### DOCUMENT SEGMENT
Wednesday, October 10, 2012

Alternatives to Banking for Business Finance

Brought to you by our friends at Osborne Clarke

Whilst many companies have relied on bank loans to finance growth in previous years, the majority of businesses are now forced to look elsewhere when considering funding.  As banks continue to reduce their lending, businesses are using other methods of financing in order to expand. Fortunately for businesses, there are a number of alternative methods which can be used to finance company growth and expansion.

Over the past year there have been various high profile deals involving alternative forms of finance. These highlight the options available to companies planning to expand without relying on bank loans. For example, the securitisation of Centre Parcs has enabled the company to manage their existing sites and potentially develop others using the money generated from the deal. Whilst the nature of the business and the stable revenue history made securitisation a viable option for Centre Parks, this may not be the case for other businesses which may need to consider different funding options.

The growing retail bond market can enable companies to generate long term funding, as evidence by the People for Places retail bond issuance earlier this year. By securing funding for long term growth, the company is able to operate strategically and meet future demand with the aim of increasing revenue without relying on the bank.

### Stored items from a collection
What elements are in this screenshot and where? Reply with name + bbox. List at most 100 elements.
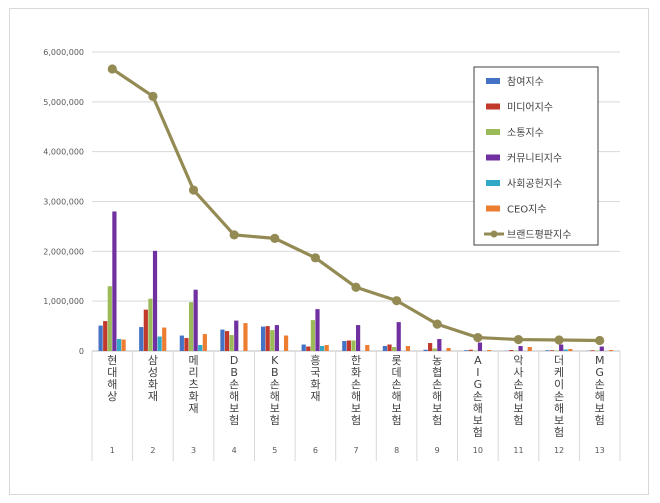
legend-label: 사회공헌지수 <box>507 178 562 190</box>
category-label: 보 <box>432 402 442 415</box>
category-label: 롯 <box>392 354 402 367</box>
bar-6 <box>365 345 370 351</box>
bar-1 <box>301 344 306 351</box>
legend-swatch <box>486 103 500 110</box>
category-label: 보 <box>392 402 402 415</box>
line-point <box>270 233 280 243</box>
bar-2 <box>224 331 230 351</box>
category-label: D <box>230 354 238 367</box>
category-label: 협 <box>432 366 442 379</box>
category-label: 험 <box>432 414 442 427</box>
category-label: 손 <box>270 378 280 391</box>
category-label: 손 <box>513 378 523 391</box>
rank-label: 11 <box>513 446 523 455</box>
category-label: A <box>474 354 482 367</box>
category-label: 사 <box>513 366 523 379</box>
bar-6 <box>608 350 614 351</box>
category-label: 화 <box>351 366 361 379</box>
bar-2 <box>265 326 270 351</box>
category-label: 보 <box>229 402 239 415</box>
rank-label: 6 <box>313 446 318 455</box>
bar-2 <box>428 343 433 351</box>
bar-4 <box>315 309 320 351</box>
category-label: 흥 <box>310 353 320 367</box>
bar-4 <box>234 320 239 351</box>
bar-1 <box>464 350 469 351</box>
line-point <box>188 185 199 195</box>
bar-1 <box>260 326 266 351</box>
category-label: 해 <box>270 389 280 403</box>
bar-6 <box>121 339 126 351</box>
category-label: 케 <box>554 366 564 379</box>
line-point <box>351 282 361 292</box>
bar-6 <box>487 350 492 351</box>
line-point <box>310 253 320 263</box>
bar-4 <box>112 211 117 351</box>
legend-swatch <box>486 129 500 135</box>
bar-5 <box>198 345 203 351</box>
category-label: 해 <box>595 389 605 403</box>
bar-6 <box>527 347 532 351</box>
bar-3 <box>392 347 397 351</box>
category-label: 손 <box>595 378 605 391</box>
bar-4 <box>437 339 442 351</box>
category-label: 화 <box>148 378 158 391</box>
bar-5 <box>563 349 568 351</box>
category-label: 험 <box>473 426 483 439</box>
bar-3 <box>107 286 112 351</box>
rank-label: 2 <box>150 446 155 455</box>
legend-label: CEO지수 <box>507 204 547 216</box>
bar-1 <box>179 335 184 351</box>
category-label: 보 <box>554 414 564 427</box>
line-point <box>513 334 524 345</box>
category-label: 험 <box>351 414 361 427</box>
bar-4 <box>518 346 523 351</box>
category-label: 험 <box>595 414 605 427</box>
category-label: 이 <box>554 378 564 391</box>
category-label: 데 <box>392 366 402 379</box>
category-label: 메 <box>188 354 198 367</box>
line-point <box>432 319 442 329</box>
bar-4 <box>559 344 564 351</box>
legend-swatch <box>486 180 500 186</box>
bar-2 <box>549 350 555 351</box>
category-label: 손 <box>351 378 361 391</box>
bar-3 <box>432 348 437 351</box>
bar-6 <box>202 334 207 351</box>
category-label: I <box>476 366 479 379</box>
bar-3 <box>229 335 234 351</box>
category-label: M <box>595 354 605 367</box>
category-label: 보 <box>270 402 280 415</box>
category-label: 해 <box>473 401 483 415</box>
legend-swatch <box>490 230 498 238</box>
legend-swatch <box>486 78 500 84</box>
category-label: 험 <box>270 414 280 427</box>
y-tick-label: 5,000,000 <box>43 98 84 107</box>
rank-label: 5 <box>272 446 277 455</box>
y-tick-label: 0 <box>79 347 84 356</box>
category-label: 해 <box>107 377 117 391</box>
rank-label: 12 <box>554 446 564 455</box>
category-label: 리 <box>188 366 198 379</box>
category-label: K <box>271 354 279 367</box>
category-label: 보 <box>513 402 523 415</box>
bar-4 <box>356 325 361 351</box>
rank-label: 1 <box>110 446 115 455</box>
category-label: 재 <box>188 402 198 415</box>
chart-frame: 0 1,000,000 2,000,000 3,000,000 4,000,000 5,0… <box>9 8 649 495</box>
category-label: 험 <box>229 414 239 427</box>
category-label: 재 <box>148 390 158 403</box>
bar-1 <box>382 346 388 351</box>
category-label: 험 <box>392 414 402 427</box>
category-label: 악 <box>513 354 523 367</box>
category-label: 손 <box>392 378 402 391</box>
bar-2 <box>103 321 108 351</box>
category-label: 해 <box>432 389 442 403</box>
category-label: 츠 <box>188 378 198 391</box>
bar-1 <box>220 329 225 351</box>
bar-6 <box>405 346 411 351</box>
category-label: 해 <box>554 401 564 415</box>
rank-label: 4 <box>232 446 237 455</box>
bar-4 <box>193 289 198 351</box>
category-label: 삼 <box>148 354 158 367</box>
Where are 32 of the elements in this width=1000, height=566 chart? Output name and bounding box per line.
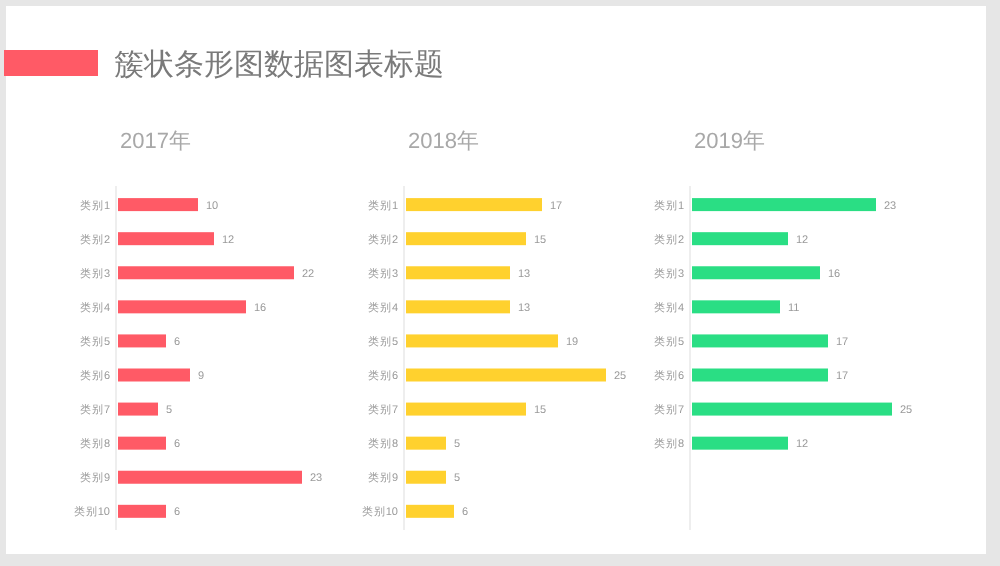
bar — [118, 232, 214, 246]
bar — [406, 266, 510, 280]
bar — [692, 232, 788, 246]
bar — [118, 368, 190, 382]
bar — [118, 334, 166, 348]
bar — [406, 334, 558, 348]
bar — [406, 436, 446, 450]
bar — [406, 368, 606, 382]
bar — [118, 402, 158, 416]
bar — [118, 266, 294, 280]
bar — [406, 198, 542, 212]
bar — [406, 504, 454, 518]
bar — [406, 232, 526, 246]
bar — [406, 300, 510, 314]
chart-subtitle: 2018年 — [408, 130, 479, 154]
bar — [406, 402, 526, 416]
bar — [692, 266, 820, 280]
bar — [118, 300, 246, 314]
bar — [692, 334, 828, 348]
chart-title: 簇状条形图数据图表标题 — [114, 48, 444, 82]
chart-subtitle: 2017年 — [120, 130, 191, 154]
bar — [118, 470, 302, 484]
bar — [118, 504, 166, 518]
bar — [406, 470, 446, 484]
chart-subtitle: 2019年 — [694, 130, 765, 154]
bar — [118, 198, 198, 212]
bar — [692, 436, 788, 450]
bar — [118, 436, 166, 450]
bar — [692, 402, 892, 416]
bar — [692, 198, 876, 212]
bar — [692, 368, 828, 382]
bar — [692, 300, 780, 314]
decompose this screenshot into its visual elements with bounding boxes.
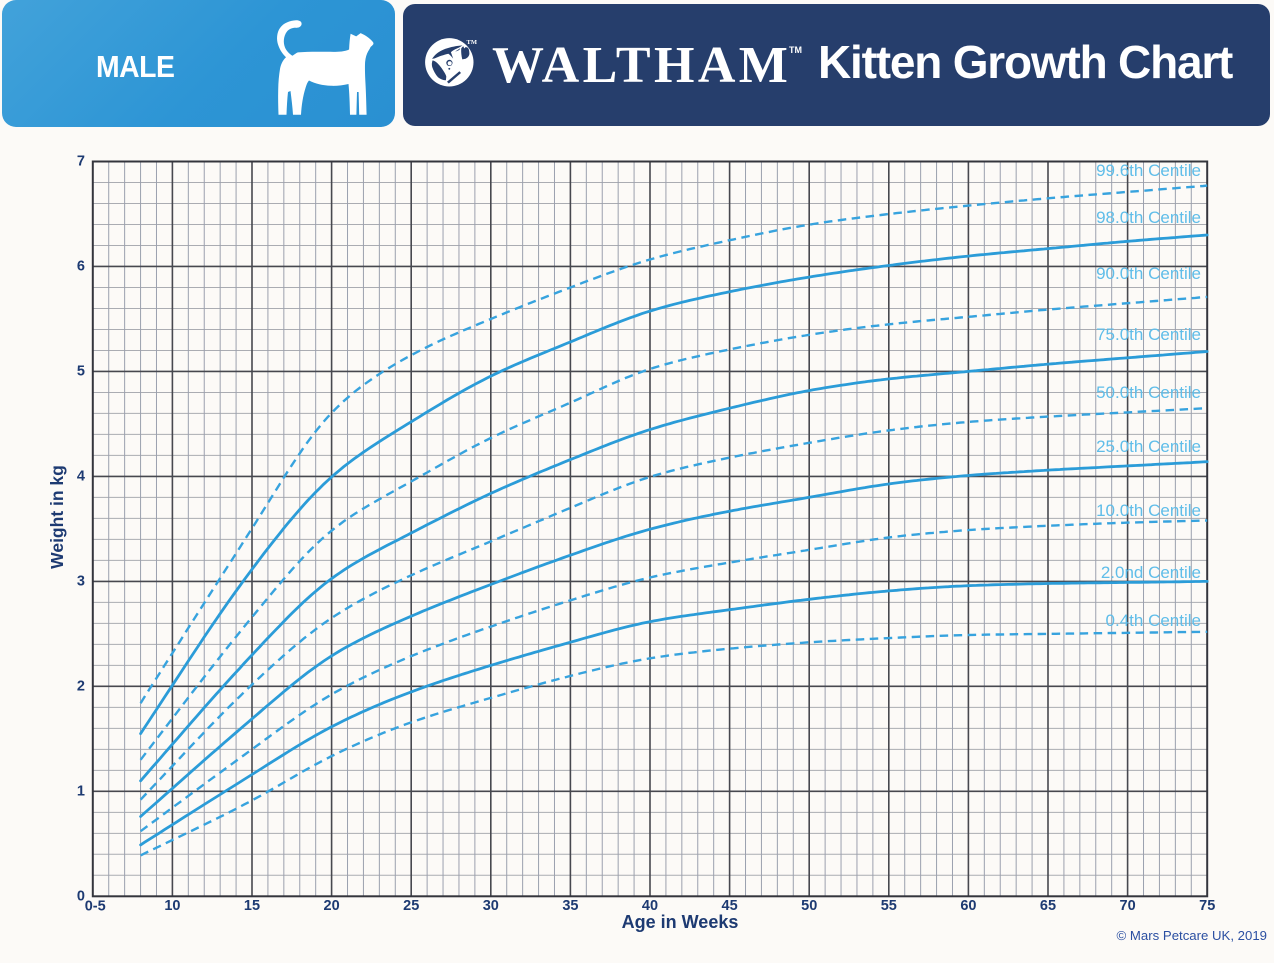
svg-text:0: 0 bbox=[77, 888, 85, 904]
svg-text:60: 60 bbox=[960, 898, 976, 914]
svg-text:2: 2 bbox=[77, 678, 85, 694]
svg-text:10.0th Centile: 10.0th Centile bbox=[1096, 501, 1201, 520]
svg-text:65: 65 bbox=[1040, 898, 1056, 914]
svg-text:0-5: 0-5 bbox=[85, 899, 106, 915]
svg-text:55: 55 bbox=[881, 898, 897, 914]
svg-text:50: 50 bbox=[801, 898, 817, 914]
svg-text:6: 6 bbox=[77, 259, 85, 275]
svg-text:5: 5 bbox=[77, 363, 85, 379]
svg-text:TM: TM bbox=[467, 39, 477, 46]
svg-text:75: 75 bbox=[1199, 898, 1215, 914]
svg-text:1: 1 bbox=[77, 783, 85, 799]
svg-text:70: 70 bbox=[1120, 898, 1136, 914]
svg-text:15: 15 bbox=[244, 898, 260, 914]
svg-text:40: 40 bbox=[642, 898, 658, 914]
svg-text:3: 3 bbox=[77, 573, 85, 589]
svg-text:30: 30 bbox=[483, 898, 499, 914]
svg-text:20: 20 bbox=[324, 898, 340, 914]
svg-text:45: 45 bbox=[722, 898, 738, 914]
svg-text:25: 25 bbox=[403, 898, 419, 914]
svg-text:4: 4 bbox=[77, 468, 85, 484]
svg-text:99.6th Centile: 99.6th Centile bbox=[1096, 161, 1201, 180]
svg-text:Weight in kg: Weight in kg bbox=[47, 465, 67, 569]
svg-text:0.4th Centile: 0.4th Centile bbox=[1106, 611, 1201, 630]
svg-text:Age in Weeks: Age in Weeks bbox=[622, 912, 739, 932]
svg-text:35: 35 bbox=[562, 898, 578, 914]
svg-text:10: 10 bbox=[164, 898, 180, 914]
svg-text:2.0nd Centile: 2.0nd Centile bbox=[1101, 563, 1201, 582]
svg-text:75.0th Centile: 75.0th Centile bbox=[1096, 325, 1201, 344]
svg-text:© Mars Petcare UK, 2019: © Mars Petcare UK, 2019 bbox=[1117, 928, 1267, 943]
svg-text:50.0th Centile: 50.0th Centile bbox=[1096, 383, 1201, 402]
svg-text:25.0th Centile: 25.0th Centile bbox=[1096, 437, 1201, 456]
svg-text:90.0th Centile: 90.0th Centile bbox=[1096, 264, 1201, 283]
svg-text:7: 7 bbox=[77, 154, 85, 170]
svg-text:98.0th Centile: 98.0th Centile bbox=[1096, 208, 1201, 227]
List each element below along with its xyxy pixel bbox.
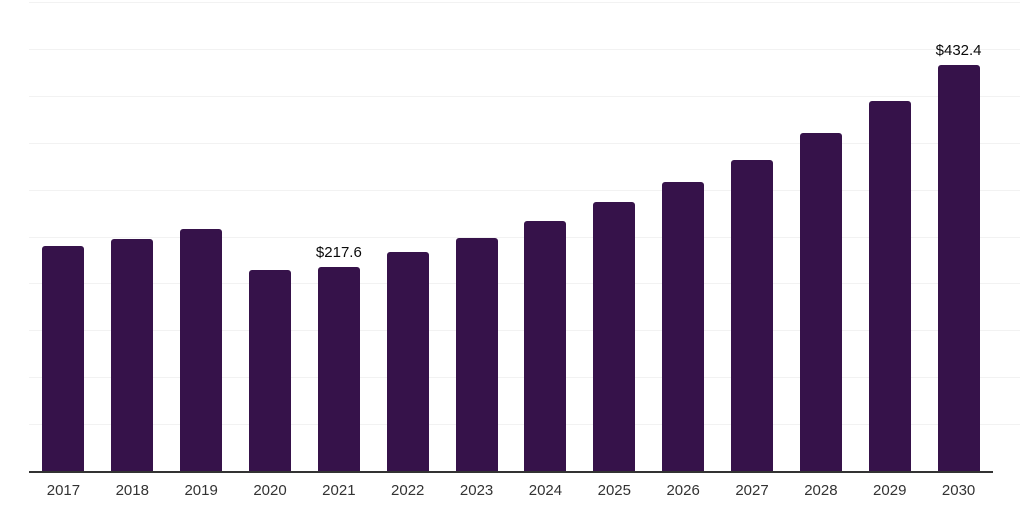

### PROMPT
Transcribe the business finance article above, everything from "Over the past" down to "different funding options.".

### ANSWER FOR THE TASK
Over the past year there have been various high profile deals involving alternative forms of finance. These highlight the options available to companies planning to expand without relying on bank loans. For example, the securitisation of Centre Parcs has enabled the company to manage their existing sites and potentially develop others using the money generated from the deal. Whilst the nature of the business and the stable revenue history made securitisation a viable option for Centre Parks, this may not be the case for other businesses which may need to consider different funding options.